How many lines in the records below hold the string "Україна"? Answer with the number alone.

━━━ Stored records

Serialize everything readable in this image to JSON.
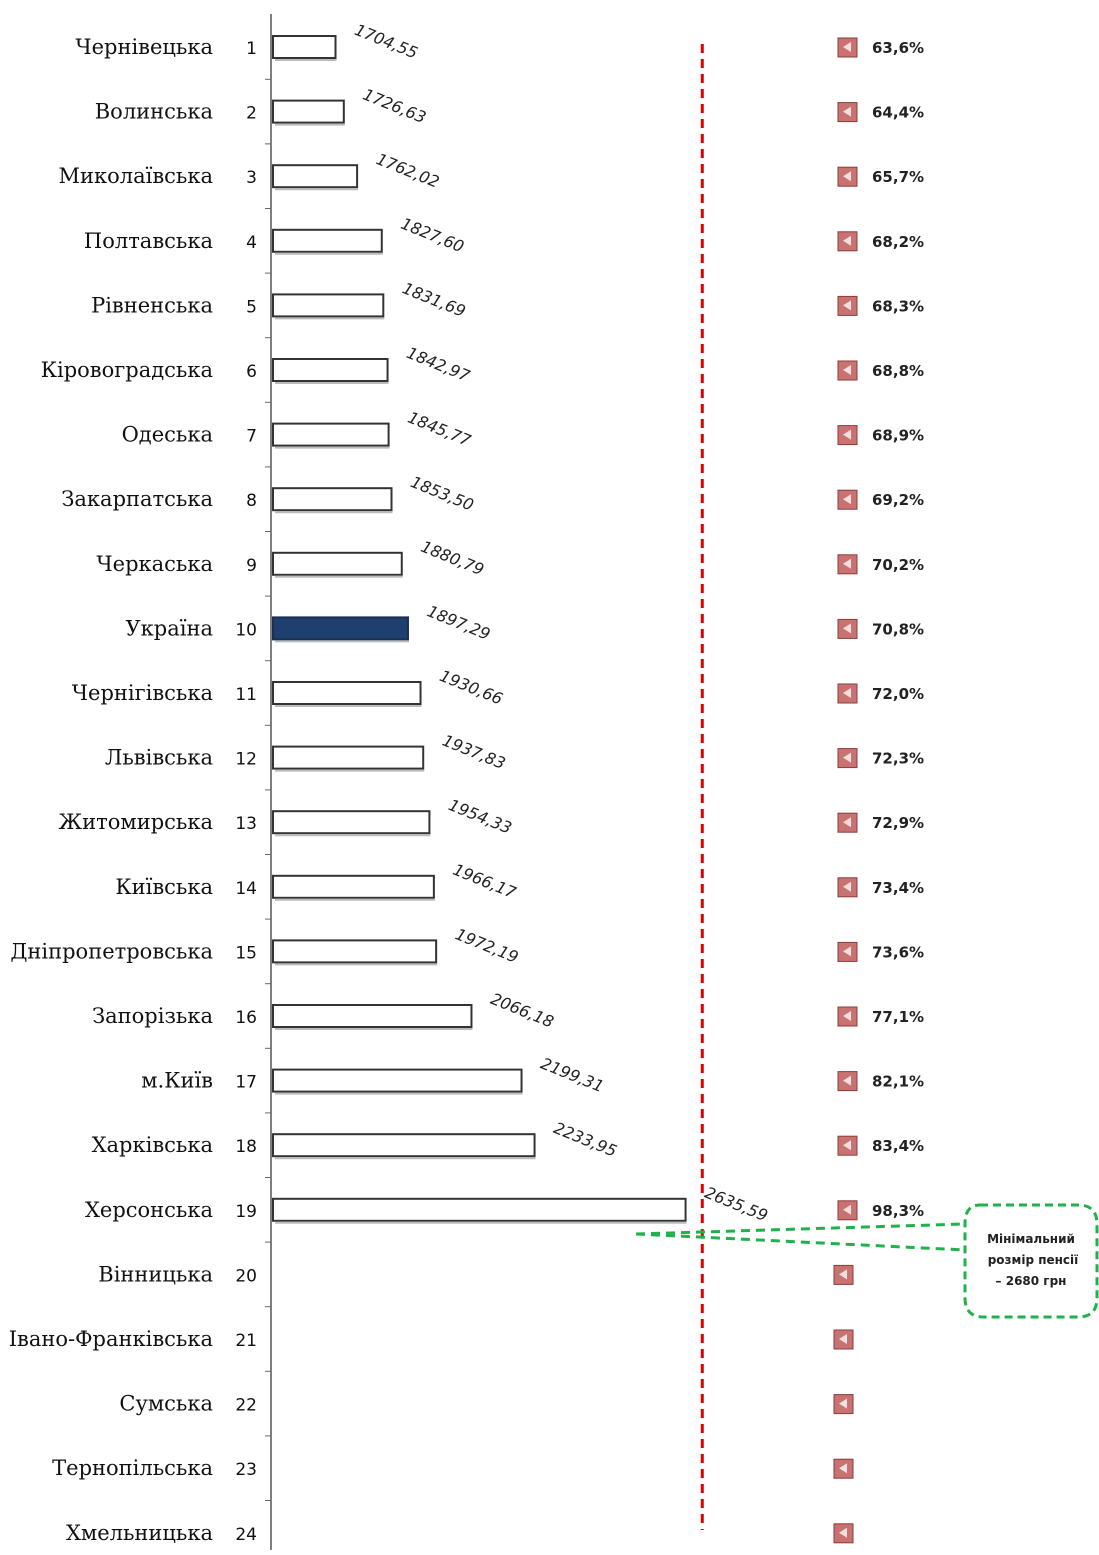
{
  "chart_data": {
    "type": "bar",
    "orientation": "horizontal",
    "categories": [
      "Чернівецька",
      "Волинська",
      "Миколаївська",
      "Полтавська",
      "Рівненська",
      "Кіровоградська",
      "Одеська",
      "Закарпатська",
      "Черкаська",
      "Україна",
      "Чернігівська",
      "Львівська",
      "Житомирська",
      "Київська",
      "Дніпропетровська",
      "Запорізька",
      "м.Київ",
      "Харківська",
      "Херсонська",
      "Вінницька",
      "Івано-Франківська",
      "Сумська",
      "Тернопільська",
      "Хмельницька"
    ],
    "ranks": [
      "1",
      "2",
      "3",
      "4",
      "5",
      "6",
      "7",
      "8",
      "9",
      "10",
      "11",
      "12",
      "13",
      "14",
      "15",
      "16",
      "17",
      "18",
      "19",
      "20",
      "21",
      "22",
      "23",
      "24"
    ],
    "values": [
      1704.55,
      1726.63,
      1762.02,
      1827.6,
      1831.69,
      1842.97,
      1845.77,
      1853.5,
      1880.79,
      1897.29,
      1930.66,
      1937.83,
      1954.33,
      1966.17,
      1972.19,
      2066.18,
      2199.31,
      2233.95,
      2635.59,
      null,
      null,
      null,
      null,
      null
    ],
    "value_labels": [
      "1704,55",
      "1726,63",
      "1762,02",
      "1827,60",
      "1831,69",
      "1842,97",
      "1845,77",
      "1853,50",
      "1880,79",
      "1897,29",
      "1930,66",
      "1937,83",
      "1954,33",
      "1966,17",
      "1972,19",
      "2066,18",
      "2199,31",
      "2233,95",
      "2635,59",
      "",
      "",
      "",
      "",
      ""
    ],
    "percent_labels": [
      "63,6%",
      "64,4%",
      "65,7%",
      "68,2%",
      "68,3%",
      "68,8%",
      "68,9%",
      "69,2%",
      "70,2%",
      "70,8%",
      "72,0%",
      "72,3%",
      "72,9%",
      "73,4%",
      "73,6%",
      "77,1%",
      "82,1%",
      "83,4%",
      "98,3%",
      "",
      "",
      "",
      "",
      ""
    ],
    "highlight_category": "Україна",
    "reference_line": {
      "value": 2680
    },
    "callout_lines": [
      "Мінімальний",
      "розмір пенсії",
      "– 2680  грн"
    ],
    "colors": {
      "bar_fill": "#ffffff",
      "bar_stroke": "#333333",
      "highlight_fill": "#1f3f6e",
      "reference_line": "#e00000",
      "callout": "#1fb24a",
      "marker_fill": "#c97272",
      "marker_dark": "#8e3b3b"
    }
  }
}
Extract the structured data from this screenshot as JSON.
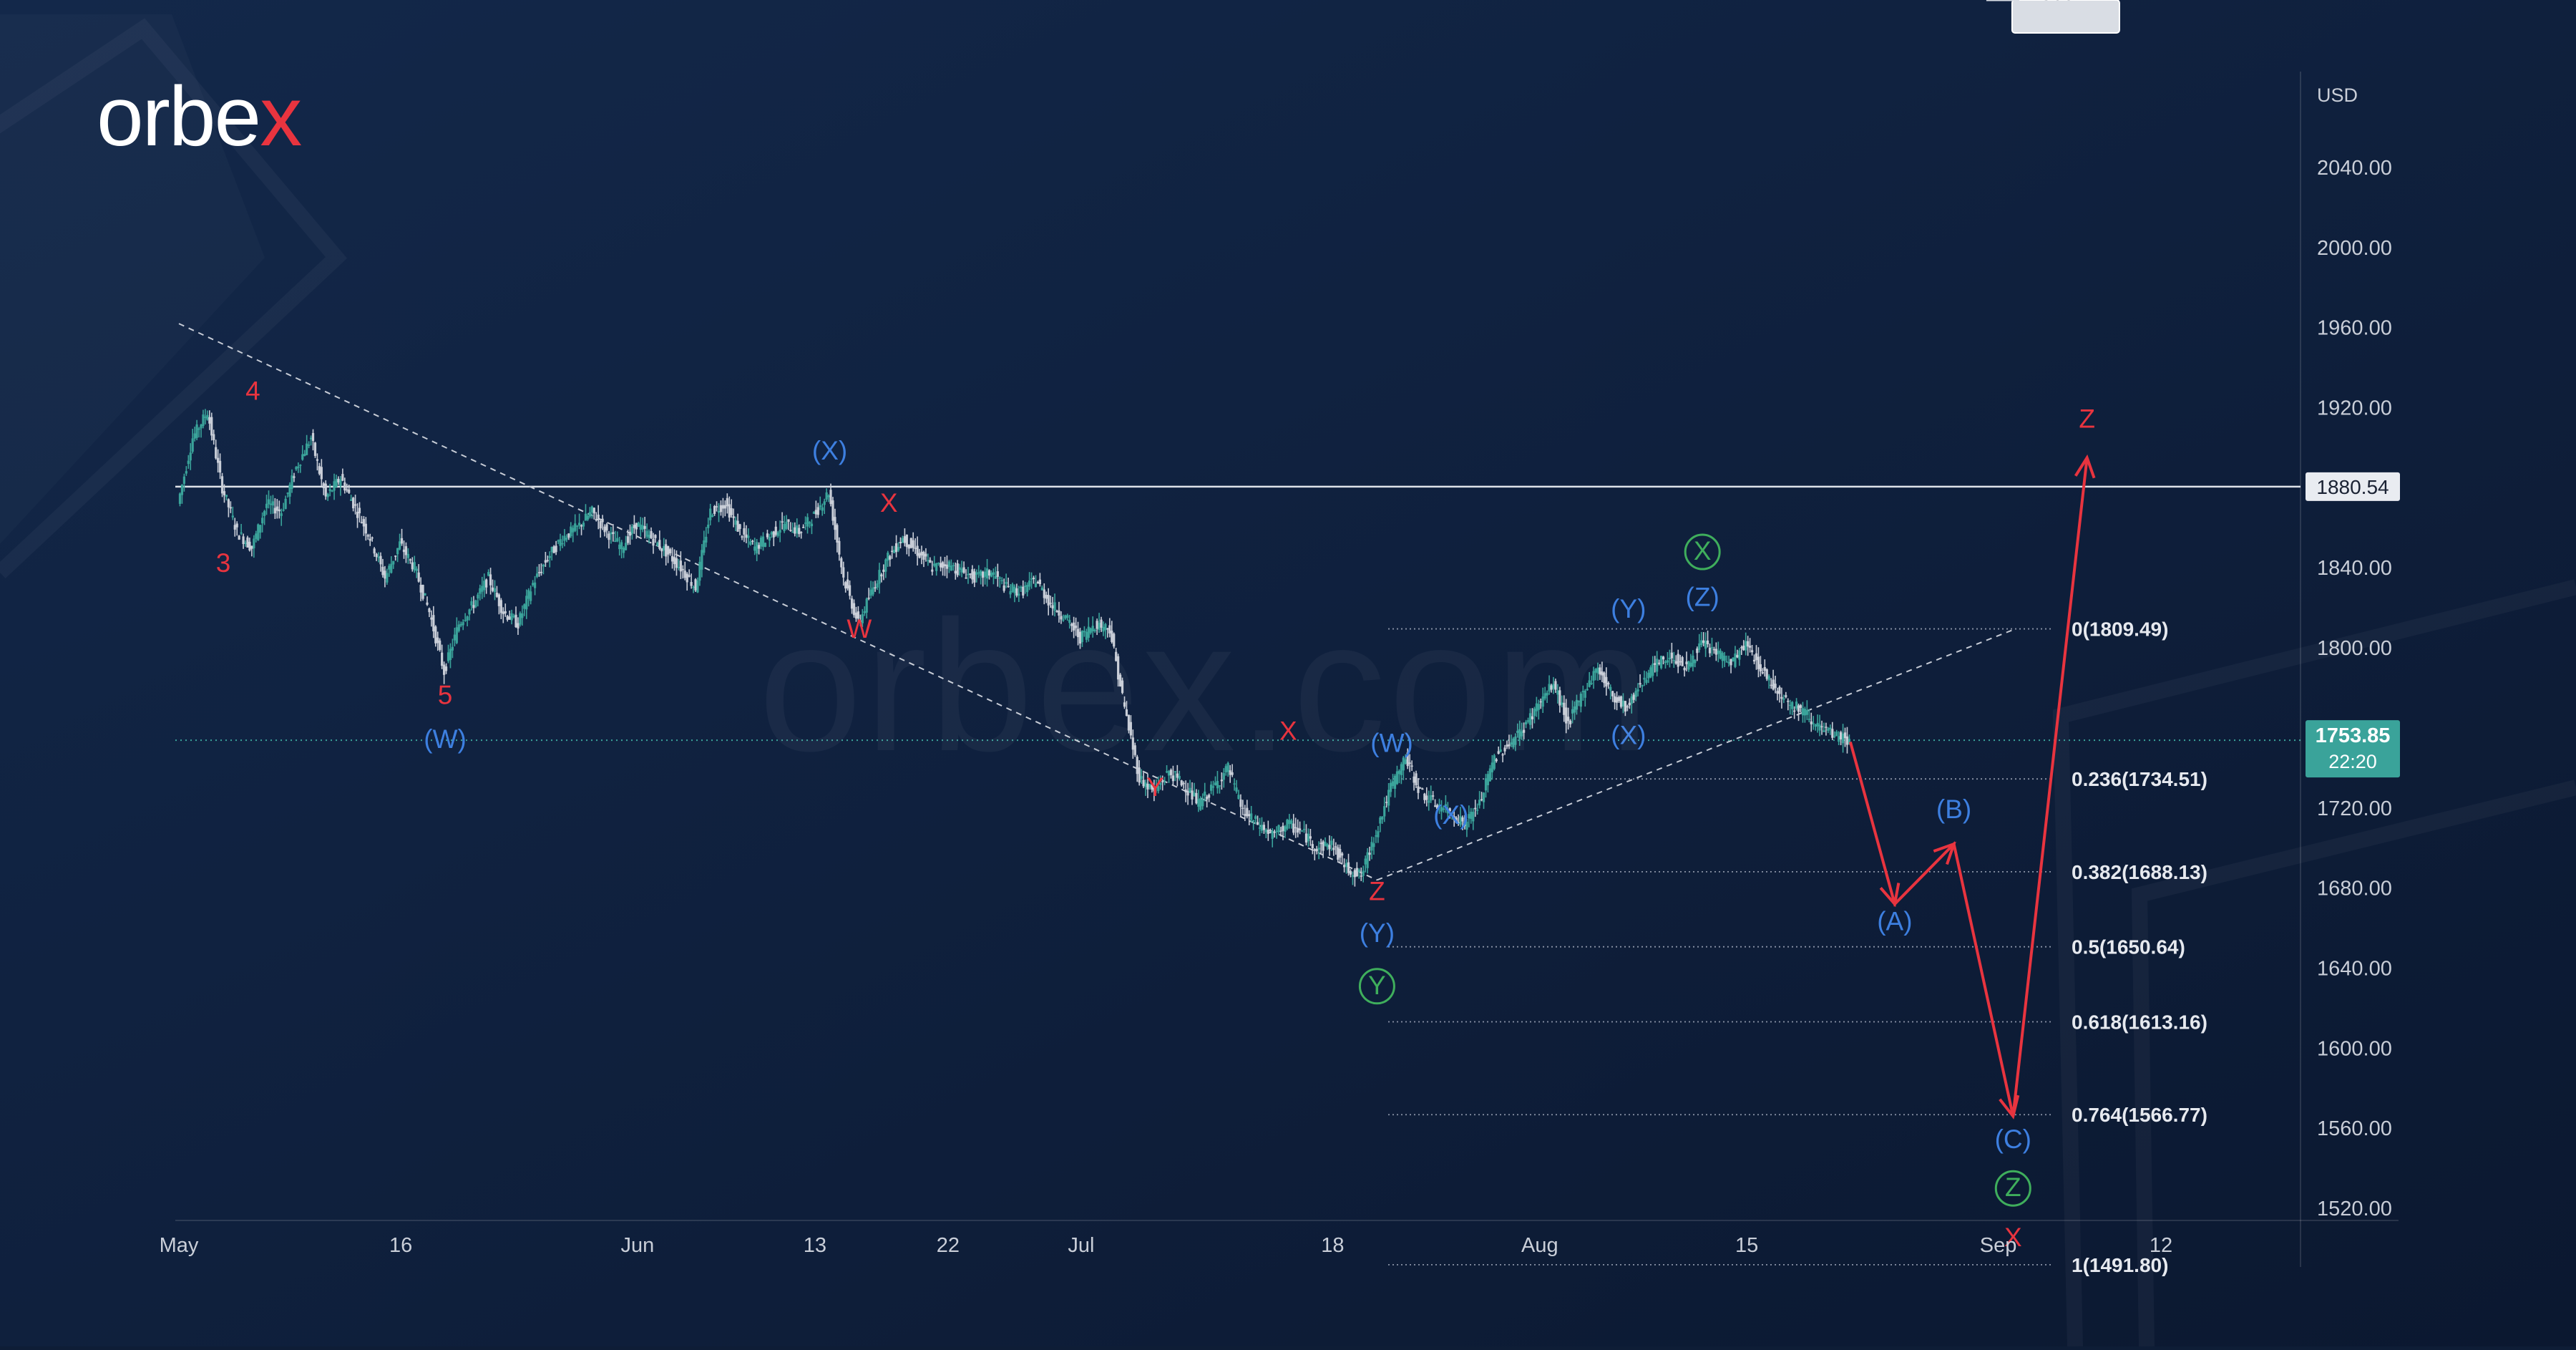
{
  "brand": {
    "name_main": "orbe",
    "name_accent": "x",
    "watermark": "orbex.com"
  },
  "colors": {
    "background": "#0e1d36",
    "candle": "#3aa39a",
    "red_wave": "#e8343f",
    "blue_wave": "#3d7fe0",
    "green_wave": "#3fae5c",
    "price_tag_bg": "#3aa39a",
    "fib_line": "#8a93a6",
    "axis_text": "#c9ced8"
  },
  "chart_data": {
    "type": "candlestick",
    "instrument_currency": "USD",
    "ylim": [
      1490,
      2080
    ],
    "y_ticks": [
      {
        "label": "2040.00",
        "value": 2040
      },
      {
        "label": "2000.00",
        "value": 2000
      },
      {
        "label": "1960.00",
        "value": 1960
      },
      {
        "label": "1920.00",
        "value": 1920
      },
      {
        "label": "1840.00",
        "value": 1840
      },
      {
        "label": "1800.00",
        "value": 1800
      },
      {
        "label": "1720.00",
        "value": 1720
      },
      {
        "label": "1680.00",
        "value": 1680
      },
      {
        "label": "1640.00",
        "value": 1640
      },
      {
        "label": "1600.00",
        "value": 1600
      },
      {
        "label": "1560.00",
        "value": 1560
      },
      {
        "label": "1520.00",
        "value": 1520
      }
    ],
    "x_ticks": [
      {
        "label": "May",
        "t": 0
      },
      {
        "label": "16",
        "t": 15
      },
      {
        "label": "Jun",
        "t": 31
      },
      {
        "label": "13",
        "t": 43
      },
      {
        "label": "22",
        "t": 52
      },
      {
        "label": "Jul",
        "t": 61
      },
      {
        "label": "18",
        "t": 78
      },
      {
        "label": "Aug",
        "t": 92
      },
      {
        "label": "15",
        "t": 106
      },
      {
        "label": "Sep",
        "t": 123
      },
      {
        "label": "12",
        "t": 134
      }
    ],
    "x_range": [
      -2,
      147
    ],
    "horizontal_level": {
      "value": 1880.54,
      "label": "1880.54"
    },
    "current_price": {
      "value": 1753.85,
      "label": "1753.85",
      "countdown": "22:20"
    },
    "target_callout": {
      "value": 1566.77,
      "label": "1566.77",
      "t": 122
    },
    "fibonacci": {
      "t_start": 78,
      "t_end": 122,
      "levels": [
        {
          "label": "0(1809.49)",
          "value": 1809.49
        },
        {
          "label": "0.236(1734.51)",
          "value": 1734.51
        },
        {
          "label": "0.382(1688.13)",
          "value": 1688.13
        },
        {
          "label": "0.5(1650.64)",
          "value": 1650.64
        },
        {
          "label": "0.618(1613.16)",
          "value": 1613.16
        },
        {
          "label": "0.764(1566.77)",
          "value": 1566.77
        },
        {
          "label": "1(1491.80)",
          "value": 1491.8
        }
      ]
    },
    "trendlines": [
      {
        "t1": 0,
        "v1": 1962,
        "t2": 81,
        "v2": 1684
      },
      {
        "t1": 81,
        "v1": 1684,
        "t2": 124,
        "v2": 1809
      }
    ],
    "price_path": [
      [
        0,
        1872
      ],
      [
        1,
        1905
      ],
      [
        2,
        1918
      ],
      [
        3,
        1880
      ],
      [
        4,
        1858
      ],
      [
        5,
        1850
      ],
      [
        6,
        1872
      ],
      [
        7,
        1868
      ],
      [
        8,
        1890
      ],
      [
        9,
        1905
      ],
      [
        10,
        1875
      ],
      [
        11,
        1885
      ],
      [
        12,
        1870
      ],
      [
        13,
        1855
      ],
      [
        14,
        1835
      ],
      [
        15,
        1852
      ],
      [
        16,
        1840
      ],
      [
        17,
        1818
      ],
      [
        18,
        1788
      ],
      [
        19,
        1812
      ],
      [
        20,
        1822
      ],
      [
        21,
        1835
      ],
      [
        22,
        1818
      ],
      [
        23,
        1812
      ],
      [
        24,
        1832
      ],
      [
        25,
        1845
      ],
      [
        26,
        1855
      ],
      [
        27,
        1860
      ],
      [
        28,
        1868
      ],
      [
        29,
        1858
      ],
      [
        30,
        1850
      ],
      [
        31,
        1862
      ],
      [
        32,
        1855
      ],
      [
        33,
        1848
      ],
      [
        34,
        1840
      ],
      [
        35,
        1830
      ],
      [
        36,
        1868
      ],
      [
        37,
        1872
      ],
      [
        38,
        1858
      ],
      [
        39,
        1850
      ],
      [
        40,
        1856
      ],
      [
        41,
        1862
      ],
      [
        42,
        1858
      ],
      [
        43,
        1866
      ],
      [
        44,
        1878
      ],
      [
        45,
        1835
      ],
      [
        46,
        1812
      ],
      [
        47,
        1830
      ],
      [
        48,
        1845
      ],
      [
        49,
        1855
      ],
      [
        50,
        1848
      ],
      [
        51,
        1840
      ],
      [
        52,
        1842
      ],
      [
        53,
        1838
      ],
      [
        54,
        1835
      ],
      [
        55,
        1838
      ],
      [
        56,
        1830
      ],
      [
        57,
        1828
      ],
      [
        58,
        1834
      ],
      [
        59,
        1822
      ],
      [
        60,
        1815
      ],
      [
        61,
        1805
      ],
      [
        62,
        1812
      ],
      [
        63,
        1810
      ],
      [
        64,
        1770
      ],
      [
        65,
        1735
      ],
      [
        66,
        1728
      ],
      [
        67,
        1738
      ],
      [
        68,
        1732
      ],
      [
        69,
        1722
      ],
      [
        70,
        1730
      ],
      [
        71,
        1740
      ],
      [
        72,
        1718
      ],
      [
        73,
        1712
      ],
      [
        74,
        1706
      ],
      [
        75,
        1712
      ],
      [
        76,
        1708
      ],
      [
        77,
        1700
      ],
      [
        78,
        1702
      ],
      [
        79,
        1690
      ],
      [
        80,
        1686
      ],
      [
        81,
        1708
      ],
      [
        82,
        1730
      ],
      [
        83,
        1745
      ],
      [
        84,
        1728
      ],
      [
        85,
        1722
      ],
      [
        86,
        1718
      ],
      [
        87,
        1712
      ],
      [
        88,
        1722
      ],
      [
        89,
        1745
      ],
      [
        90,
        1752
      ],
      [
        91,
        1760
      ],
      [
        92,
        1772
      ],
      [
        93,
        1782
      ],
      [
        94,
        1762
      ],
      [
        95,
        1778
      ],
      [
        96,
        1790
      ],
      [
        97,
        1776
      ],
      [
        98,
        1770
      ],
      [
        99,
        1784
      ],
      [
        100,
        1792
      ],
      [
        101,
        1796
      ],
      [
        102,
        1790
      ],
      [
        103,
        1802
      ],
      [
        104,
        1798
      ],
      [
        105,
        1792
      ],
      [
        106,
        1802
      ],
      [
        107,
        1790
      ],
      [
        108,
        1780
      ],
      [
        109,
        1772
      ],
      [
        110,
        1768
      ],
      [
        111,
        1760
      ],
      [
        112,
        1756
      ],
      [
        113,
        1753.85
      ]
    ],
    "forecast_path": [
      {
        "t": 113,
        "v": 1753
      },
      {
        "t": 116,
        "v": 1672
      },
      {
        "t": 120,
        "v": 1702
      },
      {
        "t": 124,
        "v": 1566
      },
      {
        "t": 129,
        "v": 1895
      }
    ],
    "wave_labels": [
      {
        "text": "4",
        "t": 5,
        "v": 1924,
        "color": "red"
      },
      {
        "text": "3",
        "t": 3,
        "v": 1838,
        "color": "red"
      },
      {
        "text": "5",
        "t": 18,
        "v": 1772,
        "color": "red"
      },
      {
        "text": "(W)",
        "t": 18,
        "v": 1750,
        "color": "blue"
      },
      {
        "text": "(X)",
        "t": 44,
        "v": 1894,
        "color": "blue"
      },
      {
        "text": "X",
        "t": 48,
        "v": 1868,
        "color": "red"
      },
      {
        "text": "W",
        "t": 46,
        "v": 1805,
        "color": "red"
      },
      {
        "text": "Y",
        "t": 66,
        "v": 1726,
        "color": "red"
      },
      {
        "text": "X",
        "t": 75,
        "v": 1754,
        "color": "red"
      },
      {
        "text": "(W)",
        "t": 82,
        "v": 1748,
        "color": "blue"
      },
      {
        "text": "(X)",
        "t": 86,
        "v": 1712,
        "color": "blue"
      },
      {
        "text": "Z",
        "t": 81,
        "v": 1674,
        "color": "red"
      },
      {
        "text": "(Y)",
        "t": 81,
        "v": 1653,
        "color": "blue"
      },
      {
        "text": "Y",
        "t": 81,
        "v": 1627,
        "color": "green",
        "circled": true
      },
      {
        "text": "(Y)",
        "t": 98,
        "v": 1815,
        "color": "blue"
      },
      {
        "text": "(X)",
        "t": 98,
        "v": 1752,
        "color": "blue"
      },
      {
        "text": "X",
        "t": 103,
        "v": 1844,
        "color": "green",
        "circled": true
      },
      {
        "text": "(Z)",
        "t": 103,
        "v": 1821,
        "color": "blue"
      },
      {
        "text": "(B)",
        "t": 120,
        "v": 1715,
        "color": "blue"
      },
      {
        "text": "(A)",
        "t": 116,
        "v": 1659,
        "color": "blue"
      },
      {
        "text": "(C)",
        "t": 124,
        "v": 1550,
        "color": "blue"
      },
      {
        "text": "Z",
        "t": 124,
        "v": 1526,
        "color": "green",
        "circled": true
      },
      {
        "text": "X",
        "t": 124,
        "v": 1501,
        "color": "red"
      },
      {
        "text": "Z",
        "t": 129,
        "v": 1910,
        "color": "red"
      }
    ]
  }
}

━━━━━━

The answer:
2